- _Objective_:
Extract the text of every entry below exactly; leave images out.

[Items from a data source]
▬▬▬▬▬▬▬▬▬▬

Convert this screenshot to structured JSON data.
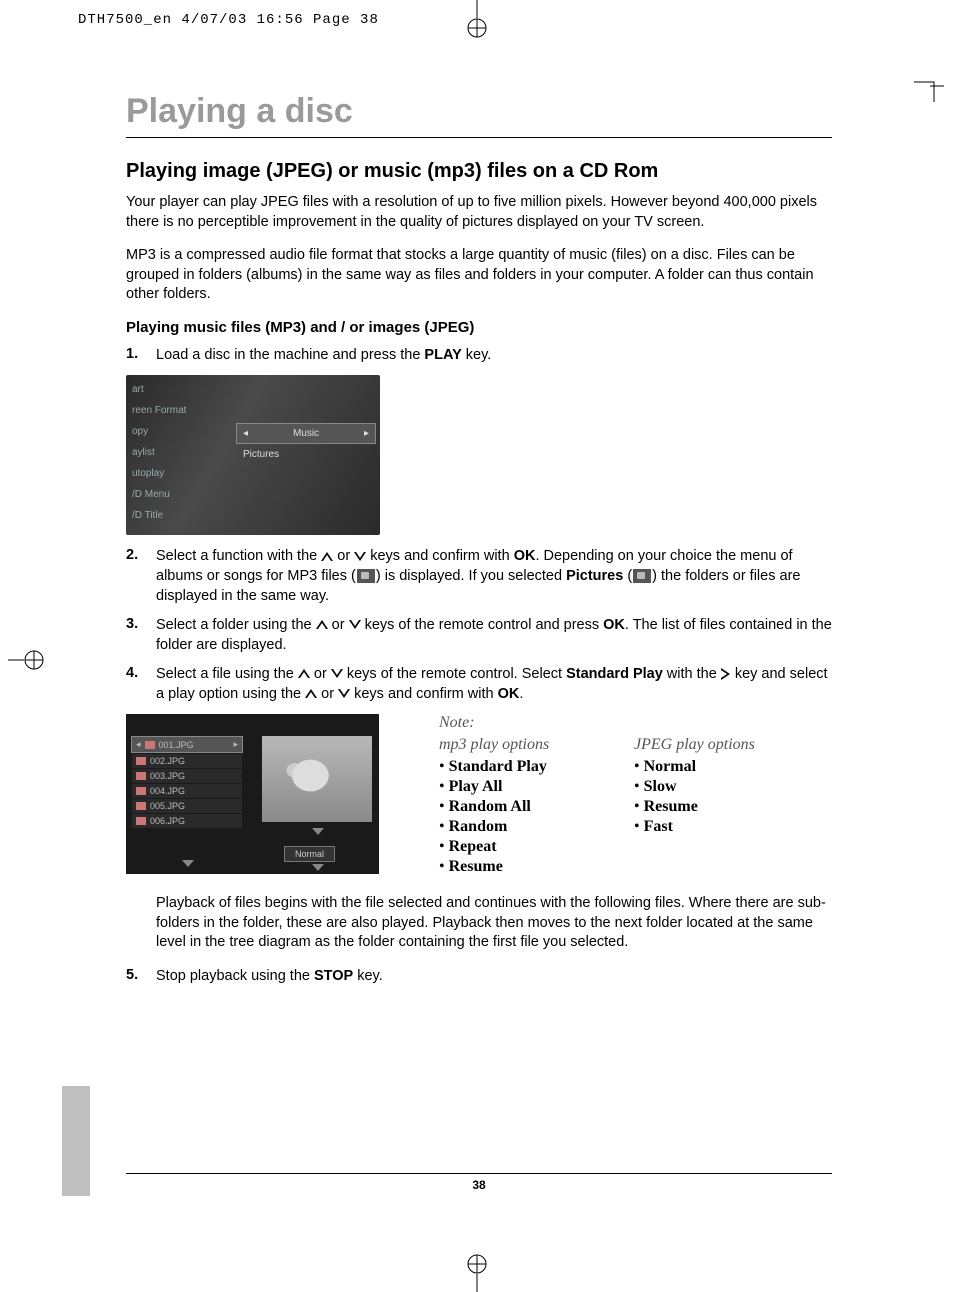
{
  "print_header": "DTH7500_en  4/07/03  16:56  Page 38",
  "title": "Playing a disc",
  "section": "Playing image (JPEG) or music (mp3) files on a CD Rom",
  "para1": "Your player can play JPEG files with a resolution of up to five million pixels. However beyond 400,000 pixels there is no perceptible improvement in the quality of pictures displayed on your TV screen.",
  "para2": "MP3 is a compressed audio file format that stocks a large quantity of music (files) on a disc. Files can be grouped in folders (albums) in the same way as files and folders in your computer. A folder can thus contain other folders.",
  "sub": "Playing music files (MP3) and / or images (JPEG)",
  "steps": {
    "s1_a": "Load a disc in the machine and press the ",
    "s1_b": "PLAY",
    "s1_c": " key.",
    "s2_a": "Select a function with the ",
    "s2_b": " or ",
    "s2_c": " keys and confirm with ",
    "s2_d": "OK",
    "s2_e": ". Depending on your choice the menu of albums or songs for MP3 files (",
    "s2_f": ") is displayed. If you selected ",
    "s2_g": "Pictures",
    "s2_h": " (",
    "s2_i": ") the folders or files are displayed in the same way.",
    "s3_a": "Select a folder using the ",
    "s3_b": " or ",
    "s3_c": " keys of the remote control and press ",
    "s3_d": "OK",
    "s3_e": ". The list of files contained in the folder are displayed.",
    "s4_a": "Select a file using the ",
    "s4_b": " or ",
    "s4_c": " keys of the remote control. Select ",
    "s4_d": "Standard Play",
    "s4_e": " with the ",
    "s4_f": " key and select a play option using the ",
    "s4_g": " or ",
    "s4_h": " keys and confirm with ",
    "s4_i": "OK",
    "s4_j": ".",
    "playback": "Playback of files begins with the file selected and continues with the following files. Where there are sub-folders in the folder, these are also played. Playback then moves to the next folder located at the same level in the tree diagram as the folder containing the first file you selected.",
    "s5_a": "Stop playback using the ",
    "s5_b": "STOP",
    "s5_c": " key."
  },
  "menu1": {
    "left": [
      "art",
      "reen Format",
      "opy",
      "aylist",
      "utoplay",
      "/D Menu",
      "/D Title"
    ],
    "right_sel": "Music",
    "right_2": "Pictures"
  },
  "menu2": {
    "files": [
      "001.JPG",
      "002.JPG",
      "003.JPG",
      "004.JPG",
      "005.JPG",
      "006.JPG"
    ],
    "normal": "Normal"
  },
  "options": {
    "note": "Note:",
    "mp3_head": "mp3 play options",
    "mp3": [
      "Standard Play",
      "Play All",
      "Random All",
      "Random",
      "Repeat",
      "Resume"
    ],
    "jpeg_head": "JPEG play options",
    "jpeg": [
      "Normal",
      "Slow",
      "Resume",
      "Fast"
    ]
  },
  "page_number": "38"
}
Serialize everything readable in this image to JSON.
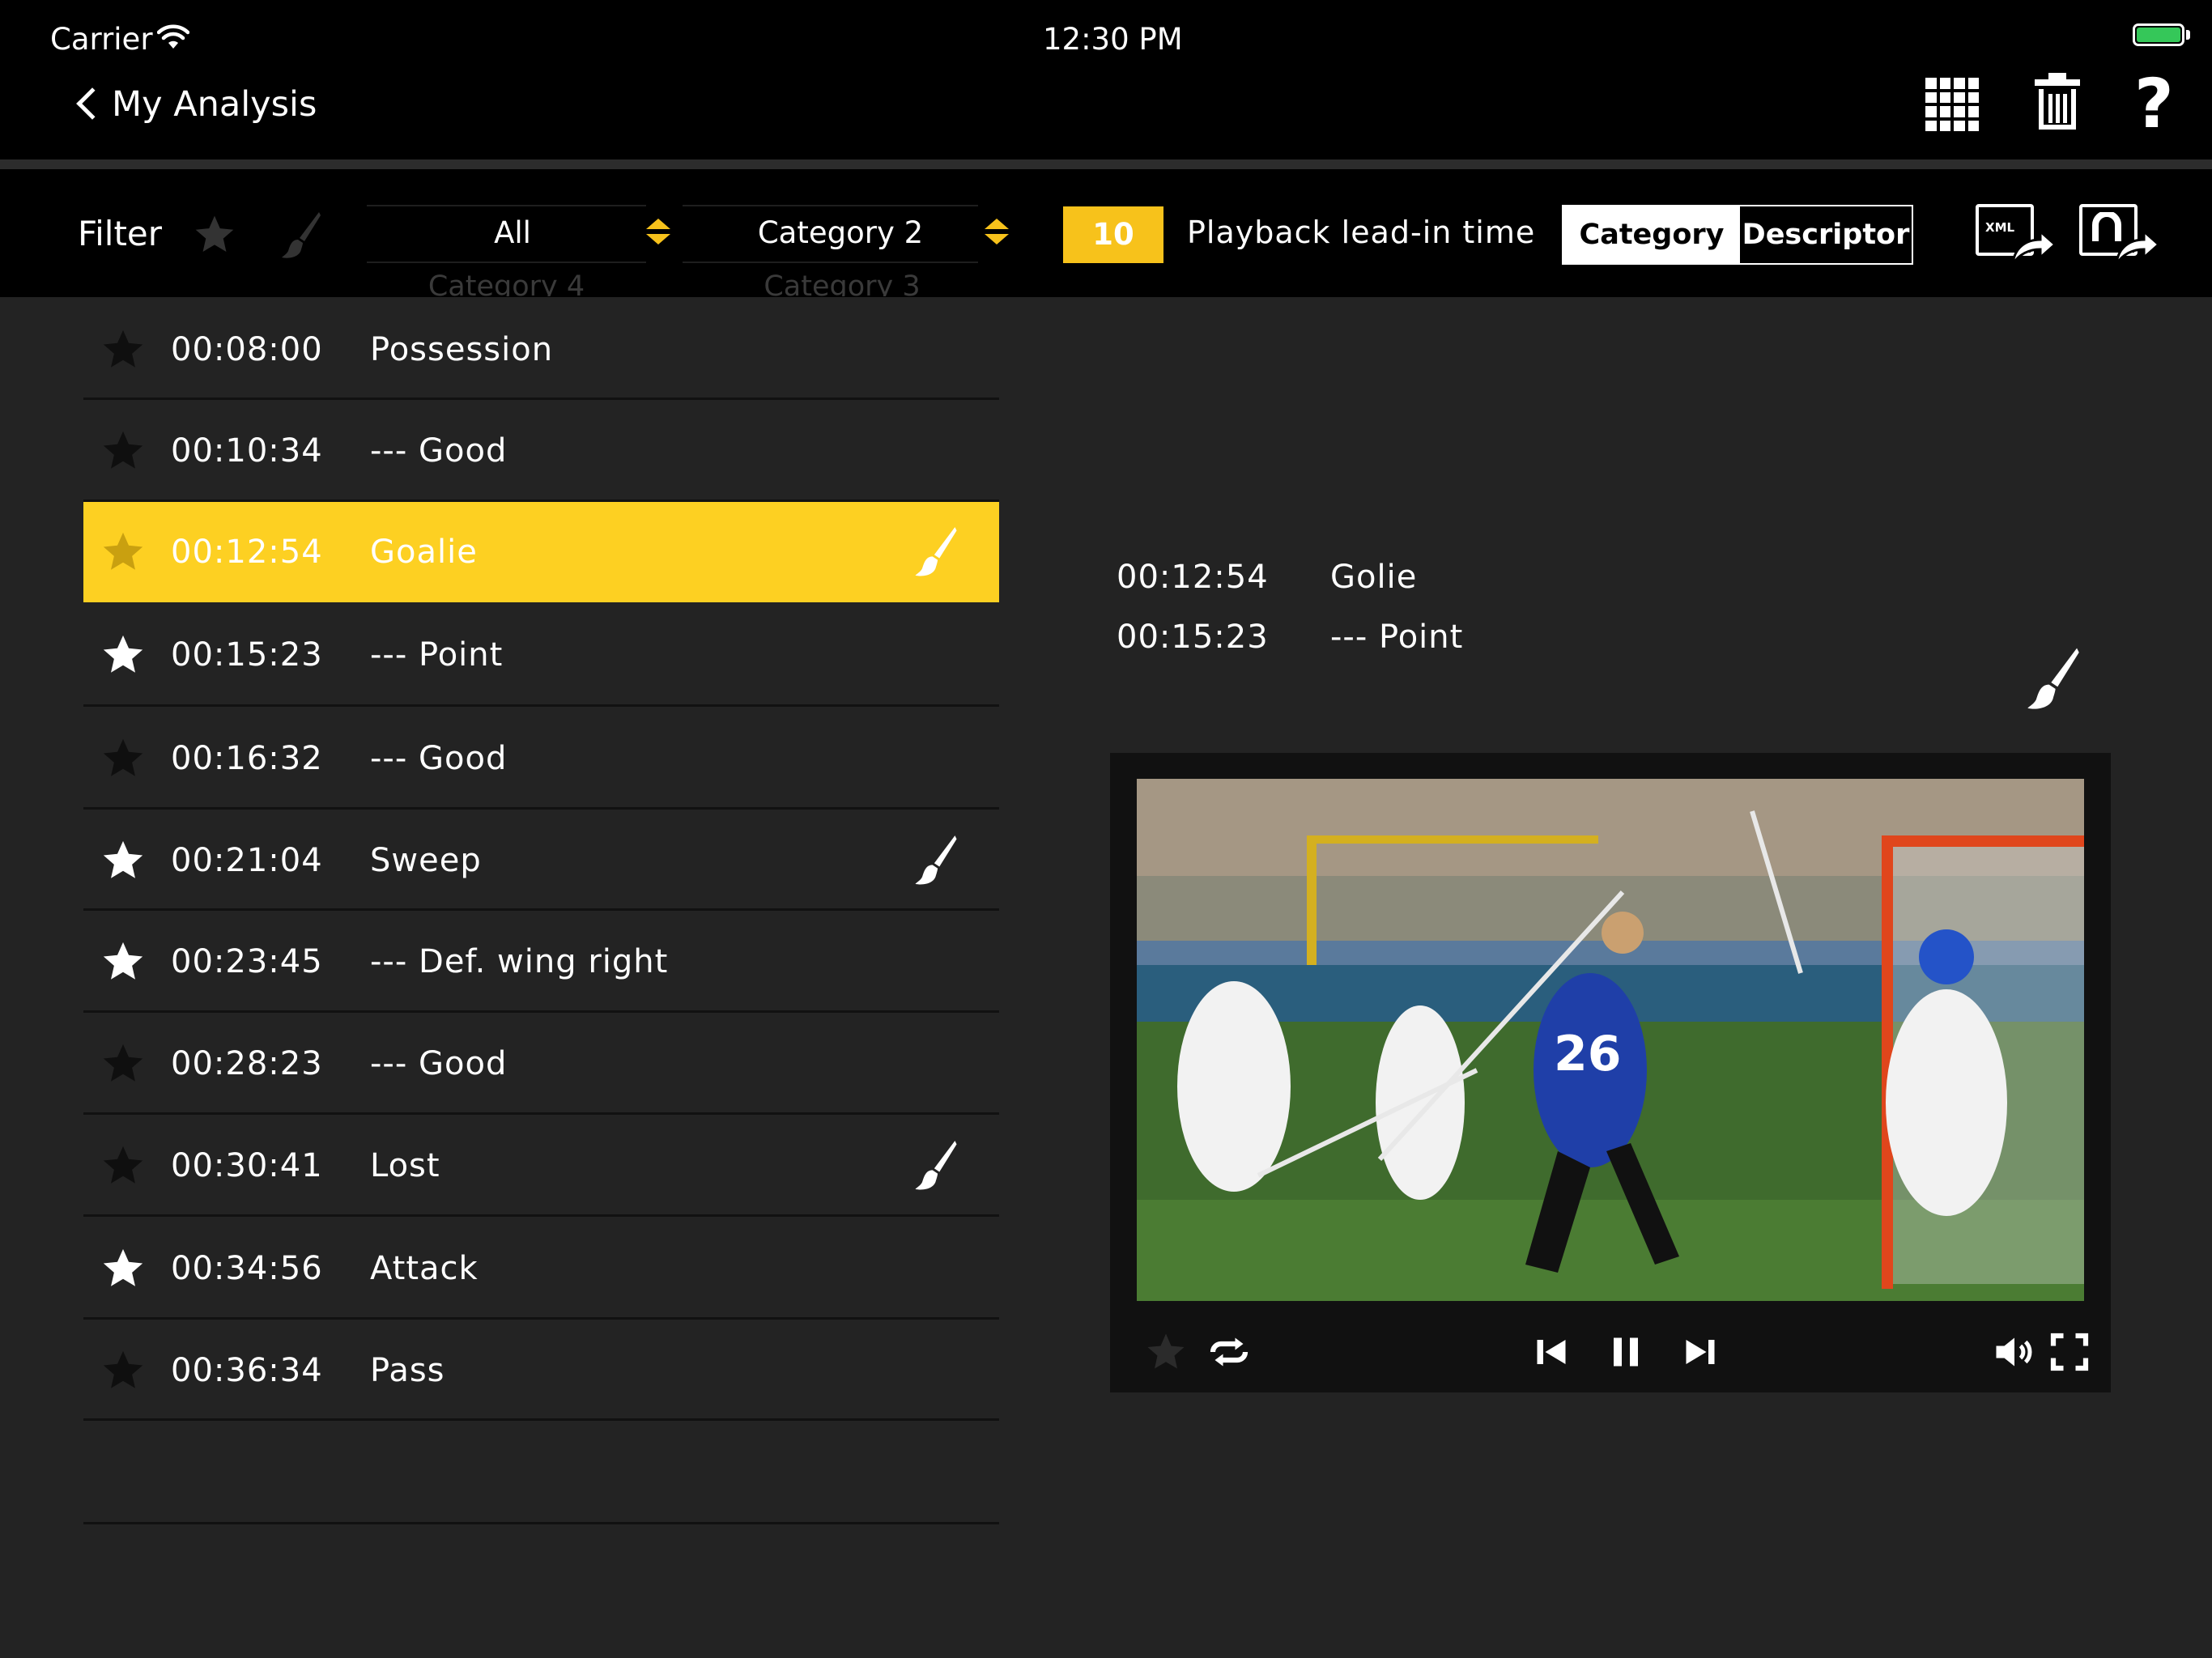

▬▬▬▬▬▬▬▬▬▬

- _The response_:
Convert this screenshot to structured JSON data.
{
  "print_header": "DTH7500_en  4/07/03  16:56  Page 38",
  "title": "Playing a disc",
  "section": "Playing image (JPEG) or music (mp3) files on a CD Rom",
  "para1": "Your player can play JPEG files with a resolution of up to five million pixels. However beyond 400,000 pixels there is no perceptible improvement in the quality of pictures displayed on your TV screen.",
  "para2": "MP3 is a compressed audio file format that stocks a large quantity of music (files) on a disc. Files can be grouped in folders (albums) in the same way as files and folders in your computer. A folder can thus contain other folders.",
  "sub": "Playing music files (MP3) and / or images (JPEG)",
  "steps": {
    "s1_a": "Load a disc in the machine and press the ",
    "s1_b": "PLAY",
    "s1_c": " key.",
    "s2_a": "Select a function with the ",
    "s2_b": " or ",
    "s2_c": " keys and confirm with ",
    "s2_d": "OK",
    "s2_e": ". Depending on your choice the menu of albums or songs for MP3 files (",
    "s2_f": ") is displayed. If you selected ",
    "s2_g": "Pictures",
    "s2_h": " (",
    "s2_i": ") the folders or files are displayed in the same way.",
    "s3_a": "Select a folder using the ",
    "s3_b": " or ",
    "s3_c": " keys of the remote control and press ",
    "s3_d": "OK",
    "s3_e": ". The list of files contained in the folder are displayed.",
    "s4_a": "Select a file using the ",
    "s4_b": " or ",
    "s4_c": " keys of the remote control. Select ",
    "s4_d": "Standard Play",
    "s4_e": " with the ",
    "s4_f": " key and select a play option using the ",
    "s4_g": " or ",
    "s4_h": " keys and confirm with ",
    "s4_i": "OK",
    "s4_j": ".",
    "playback": "Playback of files begins with the file selected and continues with the following files. Where there are sub-folders in the folder, these are also played. Playback then moves to the next folder located at the same level in the tree diagram as the folder containing the first file you selected.",
    "s5_a": "Stop playback using the ",
    "s5_b": "STOP",
    "s5_c": " key."
  },
  "menu1": {
    "left": [
      "art",
      "reen Format",
      "opy",
      "aylist",
      "utoplay",
      "/D Menu",
      "/D Title"
    ],
    "right_sel": "Music",
    "right_2": "Pictures"
  },
  "menu2": {
    "files": [
      "001.JPG",
      "002.JPG",
      "003.JPG",
      "004.JPG",
      "005.JPG",
      "006.JPG"
    ],
    "normal": "Normal"
  },
  "options": {
    "note": "Note:",
    "mp3_head": "mp3 play options",
    "mp3": [
      "Standard Play",
      "Play All",
      "Random All",
      "Random",
      "Repeat",
      "Resume"
    ],
    "jpeg_head": "JPEG play options",
    "jpeg": [
      "Normal",
      "Slow",
      "Resume",
      "Fast"
    ]
  },
  "page_number": "38"
}
Serialize everything readable in this image to JSON.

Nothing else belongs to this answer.